(Saved entries)
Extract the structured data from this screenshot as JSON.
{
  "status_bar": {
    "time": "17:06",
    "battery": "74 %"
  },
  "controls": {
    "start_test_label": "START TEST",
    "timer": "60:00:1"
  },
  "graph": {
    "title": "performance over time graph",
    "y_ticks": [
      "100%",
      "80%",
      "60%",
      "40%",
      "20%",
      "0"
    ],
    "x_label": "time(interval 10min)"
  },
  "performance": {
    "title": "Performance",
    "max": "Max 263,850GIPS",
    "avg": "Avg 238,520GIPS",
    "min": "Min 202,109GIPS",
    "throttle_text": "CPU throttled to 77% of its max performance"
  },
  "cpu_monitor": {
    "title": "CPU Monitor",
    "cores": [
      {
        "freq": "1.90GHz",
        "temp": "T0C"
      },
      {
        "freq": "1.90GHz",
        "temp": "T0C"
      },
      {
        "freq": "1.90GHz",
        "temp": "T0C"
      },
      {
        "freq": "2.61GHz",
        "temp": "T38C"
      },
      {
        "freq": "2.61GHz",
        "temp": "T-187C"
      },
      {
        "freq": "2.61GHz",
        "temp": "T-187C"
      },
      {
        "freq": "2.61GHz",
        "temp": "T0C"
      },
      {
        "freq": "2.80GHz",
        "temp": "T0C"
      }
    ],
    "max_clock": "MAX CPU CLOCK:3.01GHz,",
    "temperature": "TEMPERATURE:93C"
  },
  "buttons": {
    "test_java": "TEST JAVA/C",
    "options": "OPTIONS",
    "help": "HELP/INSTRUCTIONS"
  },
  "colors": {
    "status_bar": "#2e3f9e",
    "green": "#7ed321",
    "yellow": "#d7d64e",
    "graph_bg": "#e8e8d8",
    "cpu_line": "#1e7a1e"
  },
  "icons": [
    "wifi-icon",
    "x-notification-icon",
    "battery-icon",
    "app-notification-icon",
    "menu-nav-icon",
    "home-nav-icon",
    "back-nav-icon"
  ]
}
...
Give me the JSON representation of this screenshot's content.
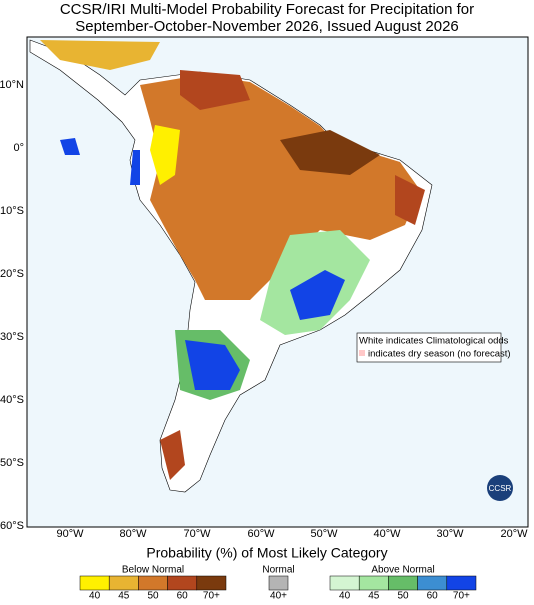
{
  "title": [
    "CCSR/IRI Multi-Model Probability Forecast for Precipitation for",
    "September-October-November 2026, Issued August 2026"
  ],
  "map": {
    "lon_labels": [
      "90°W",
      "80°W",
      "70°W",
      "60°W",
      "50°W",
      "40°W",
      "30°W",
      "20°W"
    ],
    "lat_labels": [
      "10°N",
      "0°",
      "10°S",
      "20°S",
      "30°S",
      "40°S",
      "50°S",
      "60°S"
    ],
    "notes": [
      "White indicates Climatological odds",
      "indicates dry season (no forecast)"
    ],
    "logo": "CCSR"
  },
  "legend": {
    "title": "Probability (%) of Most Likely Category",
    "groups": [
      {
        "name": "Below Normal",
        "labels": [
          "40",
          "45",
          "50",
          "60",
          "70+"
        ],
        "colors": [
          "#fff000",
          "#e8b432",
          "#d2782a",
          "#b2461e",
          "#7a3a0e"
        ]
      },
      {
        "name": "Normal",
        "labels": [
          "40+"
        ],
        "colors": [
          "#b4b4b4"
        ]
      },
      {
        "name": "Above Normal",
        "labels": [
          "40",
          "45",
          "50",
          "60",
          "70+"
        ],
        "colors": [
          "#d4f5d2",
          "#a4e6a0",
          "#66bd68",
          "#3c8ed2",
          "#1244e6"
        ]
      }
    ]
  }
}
==
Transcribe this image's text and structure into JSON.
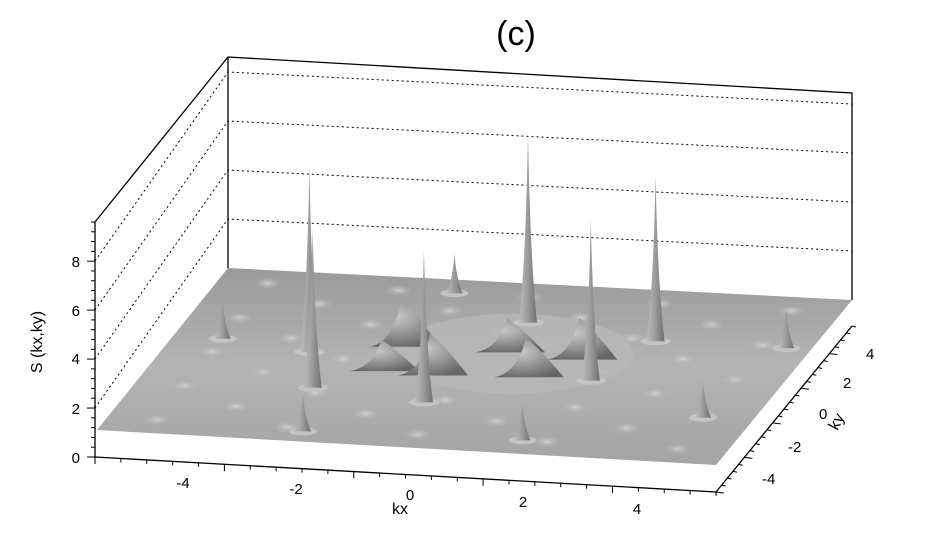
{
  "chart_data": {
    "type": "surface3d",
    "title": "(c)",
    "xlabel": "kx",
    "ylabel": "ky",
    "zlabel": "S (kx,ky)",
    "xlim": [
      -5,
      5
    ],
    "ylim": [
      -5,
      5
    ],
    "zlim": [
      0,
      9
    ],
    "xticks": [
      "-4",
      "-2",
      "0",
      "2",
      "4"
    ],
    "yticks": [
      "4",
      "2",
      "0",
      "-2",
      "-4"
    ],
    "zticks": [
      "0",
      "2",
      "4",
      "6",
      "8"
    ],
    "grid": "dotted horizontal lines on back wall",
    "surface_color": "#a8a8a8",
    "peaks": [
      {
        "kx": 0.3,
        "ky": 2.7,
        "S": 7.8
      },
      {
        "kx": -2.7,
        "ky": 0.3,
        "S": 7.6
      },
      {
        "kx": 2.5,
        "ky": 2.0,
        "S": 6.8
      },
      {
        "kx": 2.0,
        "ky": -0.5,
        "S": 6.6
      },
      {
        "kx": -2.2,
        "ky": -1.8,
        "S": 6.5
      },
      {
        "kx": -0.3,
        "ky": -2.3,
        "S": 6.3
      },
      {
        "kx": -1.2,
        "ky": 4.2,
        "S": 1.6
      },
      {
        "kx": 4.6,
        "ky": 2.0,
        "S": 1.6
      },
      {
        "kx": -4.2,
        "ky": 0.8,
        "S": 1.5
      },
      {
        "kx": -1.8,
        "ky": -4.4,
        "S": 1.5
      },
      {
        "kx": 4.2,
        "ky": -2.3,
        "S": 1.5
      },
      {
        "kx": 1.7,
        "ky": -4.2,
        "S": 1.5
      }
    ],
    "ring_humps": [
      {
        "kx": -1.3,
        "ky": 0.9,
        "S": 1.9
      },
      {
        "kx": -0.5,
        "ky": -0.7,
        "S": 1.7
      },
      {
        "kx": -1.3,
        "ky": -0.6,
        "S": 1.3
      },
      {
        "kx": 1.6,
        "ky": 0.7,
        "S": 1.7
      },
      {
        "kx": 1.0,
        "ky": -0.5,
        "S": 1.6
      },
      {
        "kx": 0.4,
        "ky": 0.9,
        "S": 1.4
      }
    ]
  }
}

Challenge: Every line holding "back" should be copied out.

Solution:
    "back-nav-icon"
    "grid": "dotted horizontal lines on back wall",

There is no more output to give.